[Dataset items]
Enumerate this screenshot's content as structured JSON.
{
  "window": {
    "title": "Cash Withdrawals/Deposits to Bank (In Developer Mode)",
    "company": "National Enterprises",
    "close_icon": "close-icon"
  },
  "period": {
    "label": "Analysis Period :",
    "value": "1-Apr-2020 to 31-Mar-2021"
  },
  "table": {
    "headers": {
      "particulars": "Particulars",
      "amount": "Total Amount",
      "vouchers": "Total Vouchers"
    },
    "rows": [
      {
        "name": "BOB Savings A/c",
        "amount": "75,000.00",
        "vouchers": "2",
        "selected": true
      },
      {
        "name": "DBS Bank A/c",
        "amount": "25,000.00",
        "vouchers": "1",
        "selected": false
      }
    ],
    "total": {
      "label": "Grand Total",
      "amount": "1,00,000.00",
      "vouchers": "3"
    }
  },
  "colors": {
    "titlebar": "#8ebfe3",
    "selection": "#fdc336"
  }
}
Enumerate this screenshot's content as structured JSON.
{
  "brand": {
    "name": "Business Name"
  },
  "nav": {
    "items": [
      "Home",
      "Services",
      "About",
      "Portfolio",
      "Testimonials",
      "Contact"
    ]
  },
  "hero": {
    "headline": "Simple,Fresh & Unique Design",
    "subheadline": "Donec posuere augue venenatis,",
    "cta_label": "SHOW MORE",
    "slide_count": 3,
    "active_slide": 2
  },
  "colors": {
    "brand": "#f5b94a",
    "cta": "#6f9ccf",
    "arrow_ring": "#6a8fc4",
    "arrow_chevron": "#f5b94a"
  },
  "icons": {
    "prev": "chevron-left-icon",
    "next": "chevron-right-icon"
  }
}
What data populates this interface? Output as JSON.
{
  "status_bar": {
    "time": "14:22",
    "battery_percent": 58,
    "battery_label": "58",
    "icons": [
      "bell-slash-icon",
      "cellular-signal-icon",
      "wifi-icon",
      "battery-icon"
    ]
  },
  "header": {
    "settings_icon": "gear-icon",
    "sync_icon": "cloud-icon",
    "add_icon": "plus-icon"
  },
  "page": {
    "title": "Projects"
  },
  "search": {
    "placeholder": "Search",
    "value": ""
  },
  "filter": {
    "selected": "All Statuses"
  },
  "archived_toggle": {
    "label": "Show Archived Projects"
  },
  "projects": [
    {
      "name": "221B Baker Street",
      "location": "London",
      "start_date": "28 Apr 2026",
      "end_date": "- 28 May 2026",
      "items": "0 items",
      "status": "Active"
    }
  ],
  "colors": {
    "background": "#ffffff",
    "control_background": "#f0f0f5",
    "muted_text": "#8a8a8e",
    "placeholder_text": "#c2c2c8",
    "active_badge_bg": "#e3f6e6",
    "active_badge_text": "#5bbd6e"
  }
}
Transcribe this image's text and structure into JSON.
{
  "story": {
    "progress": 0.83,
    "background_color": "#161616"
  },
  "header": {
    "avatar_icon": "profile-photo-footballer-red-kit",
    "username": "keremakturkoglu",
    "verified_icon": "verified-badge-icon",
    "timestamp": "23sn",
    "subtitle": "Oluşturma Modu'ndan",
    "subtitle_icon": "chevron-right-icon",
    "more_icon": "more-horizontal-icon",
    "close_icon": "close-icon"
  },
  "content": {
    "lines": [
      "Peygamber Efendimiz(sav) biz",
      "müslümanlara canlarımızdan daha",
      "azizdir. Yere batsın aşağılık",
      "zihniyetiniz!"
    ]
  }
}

WHAT THE TASK REQUIRES:
Copy out exactly the lines between the line with "Transcribe this image's" and the last line of the entries, counting both of those lines.

PROBLEM SOLUTION:
Transcribe this image's text and structure into JSON.
{
  "story": {
    "progress": 0.83,
    "background_color": "#161616"
  },
  "header": {
    "avatar_icon": "profile-photo-footballer-red-kit",
    "username": "keremakturkoglu",
    "verified_icon": "verified-badge-icon",
    "timestamp": "23sn",
    "subtitle": "Oluşturma Modu'ndan",
    "subtitle_icon": "chevron-right-icon",
    "more_icon": "more-horizontal-icon",
    "close_icon": "close-icon"
  },
  "content": {
    "lines": [
      "Peygamber Efendimiz(sav) biz",
      "müslümanlara canlarımızdan daha",
      "azizdir. Yere batsın aşağılık",
      "zihniyetiniz!"
    ]
  }
}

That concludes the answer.